Excerpts from a figure dataset:
— BEGIN —
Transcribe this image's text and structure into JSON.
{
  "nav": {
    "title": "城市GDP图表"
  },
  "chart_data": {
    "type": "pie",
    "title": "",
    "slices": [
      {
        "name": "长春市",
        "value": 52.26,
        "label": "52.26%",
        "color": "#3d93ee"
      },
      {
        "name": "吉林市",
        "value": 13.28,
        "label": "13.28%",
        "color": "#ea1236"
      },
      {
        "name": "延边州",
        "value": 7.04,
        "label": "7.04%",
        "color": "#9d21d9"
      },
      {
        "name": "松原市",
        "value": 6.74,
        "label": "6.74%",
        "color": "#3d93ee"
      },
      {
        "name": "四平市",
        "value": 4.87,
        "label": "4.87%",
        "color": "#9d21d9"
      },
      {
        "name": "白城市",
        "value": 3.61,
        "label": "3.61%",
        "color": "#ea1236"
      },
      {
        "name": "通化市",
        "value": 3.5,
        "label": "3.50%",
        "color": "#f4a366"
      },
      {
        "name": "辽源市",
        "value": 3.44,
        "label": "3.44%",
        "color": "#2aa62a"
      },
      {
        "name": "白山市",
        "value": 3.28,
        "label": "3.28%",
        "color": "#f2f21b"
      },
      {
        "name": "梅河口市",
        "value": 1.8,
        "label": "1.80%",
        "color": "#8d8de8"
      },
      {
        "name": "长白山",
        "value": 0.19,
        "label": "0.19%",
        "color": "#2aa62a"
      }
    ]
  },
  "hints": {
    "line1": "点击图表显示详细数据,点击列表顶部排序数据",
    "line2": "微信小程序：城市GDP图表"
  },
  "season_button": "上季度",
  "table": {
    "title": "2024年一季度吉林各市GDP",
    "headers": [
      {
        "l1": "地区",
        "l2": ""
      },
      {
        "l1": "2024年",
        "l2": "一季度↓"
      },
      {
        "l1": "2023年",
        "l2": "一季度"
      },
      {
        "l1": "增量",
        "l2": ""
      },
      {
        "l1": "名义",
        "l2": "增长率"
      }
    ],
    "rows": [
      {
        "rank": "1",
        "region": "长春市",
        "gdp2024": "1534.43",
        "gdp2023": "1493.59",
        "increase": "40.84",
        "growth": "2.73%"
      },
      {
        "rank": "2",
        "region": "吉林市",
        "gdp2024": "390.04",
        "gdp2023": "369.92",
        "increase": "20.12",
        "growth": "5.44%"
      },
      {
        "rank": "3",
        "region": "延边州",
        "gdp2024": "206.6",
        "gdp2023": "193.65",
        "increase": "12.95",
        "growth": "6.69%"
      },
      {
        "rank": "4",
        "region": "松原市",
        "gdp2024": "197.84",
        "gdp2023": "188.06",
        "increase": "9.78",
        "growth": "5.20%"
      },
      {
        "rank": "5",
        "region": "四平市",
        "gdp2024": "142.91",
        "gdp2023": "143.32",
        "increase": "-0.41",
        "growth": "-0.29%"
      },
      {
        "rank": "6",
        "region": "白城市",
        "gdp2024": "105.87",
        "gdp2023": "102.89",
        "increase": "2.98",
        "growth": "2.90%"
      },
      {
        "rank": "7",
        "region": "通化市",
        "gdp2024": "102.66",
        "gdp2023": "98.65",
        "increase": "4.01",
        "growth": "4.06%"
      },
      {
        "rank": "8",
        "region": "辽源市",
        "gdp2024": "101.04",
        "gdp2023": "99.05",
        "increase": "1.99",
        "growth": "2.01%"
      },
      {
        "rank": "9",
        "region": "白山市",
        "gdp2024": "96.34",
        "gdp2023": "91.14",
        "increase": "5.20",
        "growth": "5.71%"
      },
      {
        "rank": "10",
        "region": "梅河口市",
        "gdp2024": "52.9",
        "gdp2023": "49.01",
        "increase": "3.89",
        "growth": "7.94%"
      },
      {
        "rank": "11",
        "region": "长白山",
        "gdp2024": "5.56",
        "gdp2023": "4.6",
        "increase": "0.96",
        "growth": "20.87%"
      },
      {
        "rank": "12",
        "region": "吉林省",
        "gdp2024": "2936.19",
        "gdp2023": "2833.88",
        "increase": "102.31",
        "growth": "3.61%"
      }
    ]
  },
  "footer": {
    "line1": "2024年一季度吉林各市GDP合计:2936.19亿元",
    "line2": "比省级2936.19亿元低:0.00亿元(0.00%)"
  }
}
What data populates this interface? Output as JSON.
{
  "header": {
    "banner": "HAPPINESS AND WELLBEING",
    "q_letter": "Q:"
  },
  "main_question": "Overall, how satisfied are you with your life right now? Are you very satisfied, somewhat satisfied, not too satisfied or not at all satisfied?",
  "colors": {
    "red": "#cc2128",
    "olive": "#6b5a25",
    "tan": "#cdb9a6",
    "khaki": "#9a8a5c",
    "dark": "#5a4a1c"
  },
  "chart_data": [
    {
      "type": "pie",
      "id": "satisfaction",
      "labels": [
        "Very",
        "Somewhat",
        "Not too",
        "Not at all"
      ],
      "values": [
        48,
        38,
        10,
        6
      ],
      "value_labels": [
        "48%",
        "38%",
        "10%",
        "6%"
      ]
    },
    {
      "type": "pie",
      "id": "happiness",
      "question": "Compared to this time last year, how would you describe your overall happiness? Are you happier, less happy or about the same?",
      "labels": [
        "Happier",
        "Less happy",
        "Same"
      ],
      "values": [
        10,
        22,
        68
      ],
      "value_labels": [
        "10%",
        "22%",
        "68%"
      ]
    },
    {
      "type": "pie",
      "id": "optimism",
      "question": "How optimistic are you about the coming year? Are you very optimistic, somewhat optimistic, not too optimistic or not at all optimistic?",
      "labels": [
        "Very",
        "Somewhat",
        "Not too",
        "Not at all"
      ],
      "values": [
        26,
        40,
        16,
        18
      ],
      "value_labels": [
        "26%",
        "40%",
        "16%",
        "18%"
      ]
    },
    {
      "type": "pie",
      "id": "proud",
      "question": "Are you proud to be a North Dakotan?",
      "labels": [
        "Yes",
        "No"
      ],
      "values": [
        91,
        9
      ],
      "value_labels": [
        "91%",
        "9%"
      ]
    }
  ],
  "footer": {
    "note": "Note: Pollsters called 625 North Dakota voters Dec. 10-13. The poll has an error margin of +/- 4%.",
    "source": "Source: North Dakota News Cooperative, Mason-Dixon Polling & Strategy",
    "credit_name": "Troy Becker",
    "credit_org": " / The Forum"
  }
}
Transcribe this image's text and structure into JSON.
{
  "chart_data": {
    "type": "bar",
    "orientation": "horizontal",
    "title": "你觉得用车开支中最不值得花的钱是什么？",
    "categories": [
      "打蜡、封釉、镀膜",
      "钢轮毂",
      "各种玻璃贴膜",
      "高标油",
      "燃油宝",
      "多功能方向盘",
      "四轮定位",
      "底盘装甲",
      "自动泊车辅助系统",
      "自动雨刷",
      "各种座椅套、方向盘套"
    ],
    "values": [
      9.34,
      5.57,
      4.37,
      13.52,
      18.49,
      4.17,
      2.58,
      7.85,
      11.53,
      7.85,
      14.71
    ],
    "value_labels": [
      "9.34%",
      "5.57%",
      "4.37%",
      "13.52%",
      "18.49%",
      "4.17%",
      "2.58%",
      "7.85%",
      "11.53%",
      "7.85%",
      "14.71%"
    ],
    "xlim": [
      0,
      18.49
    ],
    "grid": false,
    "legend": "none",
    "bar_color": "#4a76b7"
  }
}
— END —
What this task involves: Every line of the material must be returned exactly as it appears.

Reply to the task:
Transcribe this image's text and structure into JSON.
{
  "nav": {
    "title": "城市GDP图表"
  },
  "chart_data": {
    "type": "pie",
    "title": "",
    "slices": [
      {
        "name": "长春市",
        "value": 52.26,
        "label": "52.26%",
        "color": "#3d93ee"
      },
      {
        "name": "吉林市",
        "value": 13.28,
        "label": "13.28%",
        "color": "#ea1236"
      },
      {
        "name": "延边州",
        "value": 7.04,
        "label": "7.04%",
        "color": "#9d21d9"
      },
      {
        "name": "松原市",
        "value": 6.74,
        "label": "6.74%",
        "color": "#3d93ee"
      },
      {
        "name": "四平市",
        "value": 4.87,
        "label": "4.87%",
        "color": "#9d21d9"
      },
      {
        "name": "白城市",
        "value": 3.61,
        "label": "3.61%",
        "color": "#ea1236"
      },
      {
        "name": "通化市",
        "value": 3.5,
        "label": "3.50%",
        "color": "#f4a366"
      },
      {
        "name": "辽源市",
        "value": 3.44,
        "label": "3.44%",
        "color": "#2aa62a"
      },
      {
        "name": "白山市",
        "value": 3.28,
        "label": "3.28%",
        "color": "#f2f21b"
      },
      {
        "name": "梅河口市",
        "value": 1.8,
        "label": "1.80%",
        "color": "#8d8de8"
      },
      {
        "name": "长白山",
        "value": 0.19,
        "label": "0.19%",
        "color": "#2aa62a"
      }
    ]
  },
  "hints": {
    "line1": "点击图表显示详细数据,点击列表顶部排序数据",
    "line2": "微信小程序：城市GDP图表"
  },
  "season_button": "上季度",
  "table": {
    "title": "2024年一季度吉林各市GDP",
    "headers": [
      {
        "l1": "地区",
        "l2": ""
      },
      {
        "l1": "2024年",
        "l2": "一季度↓"
      },
      {
        "l1": "2023年",
        "l2": "一季度"
      },
      {
        "l1": "增量",
        "l2": ""
      },
      {
        "l1": "名义",
        "l2": "增长率"
      }
    ],
    "rows": [
      {
        "rank": "1",
        "region": "长春市",
        "gdp2024": "1534.43",
        "gdp2023": "1493.59",
        "increase": "40.84",
        "growth": "2.73%"
      },
      {
        "rank": "2",
        "region": "吉林市",
        "gdp2024": "390.04",
        "gdp2023": "369.92",
        "increase": "20.12",
        "growth": "5.44%"
      },
      {
        "rank": "3",
        "region": "延边州",
        "gdp2024": "206.6",
        "gdp2023": "193.65",
        "increase": "12.95",
        "growth": "6.69%"
      },
      {
        "rank": "4",
        "region": "松原市",
        "gdp2024": "197.84",
        "gdp2023": "188.06",
        "increase": "9.78",
        "growth": "5.20%"
      },
      {
        "rank": "5",
        "region": "四平市",
        "gdp2024": "142.91",
        "gdp2023": "143.32",
        "increase": "-0.41",
        "growth": "-0.29%"
      },
      {
        "rank": "6",
        "region": "白城市",
        "gdp2024": "105.87",
        "gdp2023": "102.89",
        "increase": "2.98",
        "growth": "2.90%"
      },
      {
        "rank": "7",
        "region": "通化市",
        "gdp2024": "102.66",
        "gdp2023": "98.65",
        "increase": "4.01",
        "growth": "4.06%"
      },
      {
        "rank": "8",
        "region": "辽源市",
        "gdp2024": "101.04",
        "gdp2023": "99.05",
        "increase": "1.99",
        "growth": "2.01%"
      },
      {
        "rank": "9",
        "region": "白山市",
        "gdp2024": "96.34",
        "gdp2023": "91.14",
        "increase": "5.20",
        "growth": "5.71%"
      },
      {
        "rank": "10",
        "region": "梅河口市",
        "gdp2024": "52.9",
        "gdp2023": "49.01",
        "increase": "3.89",
        "growth": "7.94%"
      },
      {
        "rank": "11",
        "region": "长白山",
        "gdp2024": "5.56",
        "gdp2023": "4.6",
        "increase": "0.96",
        "growth": "20.87%"
      },
      {
        "rank": "12",
        "region": "吉林省",
        "gdp2024": "2936.19",
        "gdp2023": "2833.88",
        "increase": "102.31",
        "growth": "3.61%"
      }
    ]
  },
  "footer": {
    "line1": "2024年一季度吉林各市GDP合计:2936.19亿元",
    "line2": "比省级2936.19亿元低:0.00亿元(0.00%)"
  }
}
What data populates this interface? Output as JSON.
{
  "header": {
    "banner": "HAPPINESS AND WELLBEING",
    "q_letter": "Q:"
  },
  "main_question": "Overall, how satisfied are you with your life right now? Are you very satisfied, somewhat satisfied, not too satisfied or not at all satisfied?",
  "colors": {
    "red": "#cc2128",
    "olive": "#6b5a25",
    "tan": "#cdb9a6",
    "khaki": "#9a8a5c",
    "dark": "#5a4a1c"
  },
  "chart_data": [
    {
      "type": "pie",
      "id": "satisfaction",
      "labels": [
        "Very",
        "Somewhat",
        "Not too",
        "Not at all"
      ],
      "values": [
        48,
        38,
        10,
        6
      ],
      "value_labels": [
        "48%",
        "38%",
        "10%",
        "6%"
      ]
    },
    {
      "type": "pie",
      "id": "happiness",
      "question": "Compared to this time last year, how would you describe your overall happiness? Are you happier, less happy or about the same?",
      "labels": [
        "Happier",
        "Less happy",
        "Same"
      ],
      "values": [
        10,
        22,
        68
      ],
      "value_labels": [
        "10%",
        "22%",
        "68%"
      ]
    },
    {
      "type": "pie",
      "id": "optimism",
      "question": "How optimistic are you about the coming year? Are you very optimistic, somewhat optimistic, not too optimistic or not at all optimistic?",
      "labels": [
        "Very",
        "Somewhat",
        "Not too",
        "Not at all"
      ],
      "values": [
        26,
        40,
        16,
        18
      ],
      "value_labels": [
        "26%",
        "40%",
        "16%",
        "18%"
      ]
    },
    {
      "type": "pie",
      "id": "proud",
      "question": "Are you proud to be a North Dakotan?",
      "labels": [
        "Yes",
        "No"
      ],
      "values": [
        91,
        9
      ],
      "value_labels": [
        "91%",
        "9%"
      ]
    }
  ],
  "footer": {
    "note": "Note: Pollsters called 625 North Dakota voters Dec. 10-13. The poll has an error margin of +/- 4%.",
    "source": "Source: North Dakota News Cooperative, Mason-Dixon Polling & Strategy",
    "credit_name": "Troy Becker",
    "credit_org": " / The Forum"
  }
}
Transcribe this image's text and structure into JSON.
{
  "chart_data": {
    "type": "bar",
    "orientation": "horizontal",
    "title": "你觉得用车开支中最不值得花的钱是什么？",
    "categories": [
      "打蜡、封釉、镀膜",
      "钢轮毂",
      "各种玻璃贴膜",
      "高标油",
      "燃油宝",
      "多功能方向盘",
      "四轮定位",
      "底盘装甲",
      "自动泊车辅助系统",
      "自动雨刷",
      "各种座椅套、方向盘套"
    ],
    "values": [
      9.34,
      5.57,
      4.37,
      13.52,
      18.49,
      4.17,
      2.58,
      7.85,
      11.53,
      7.85,
      14.71
    ],
    "value_labels": [
      "9.34%",
      "5.57%",
      "4.37%",
      "13.52%",
      "18.49%",
      "4.17%",
      "2.58%",
      "7.85%",
      "11.53%",
      "7.85%",
      "14.71%"
    ],
    "xlim": [
      0,
      18.49
    ],
    "grid": false,
    "legend": "none",
    "bar_color": "#4a76b7"
  }
}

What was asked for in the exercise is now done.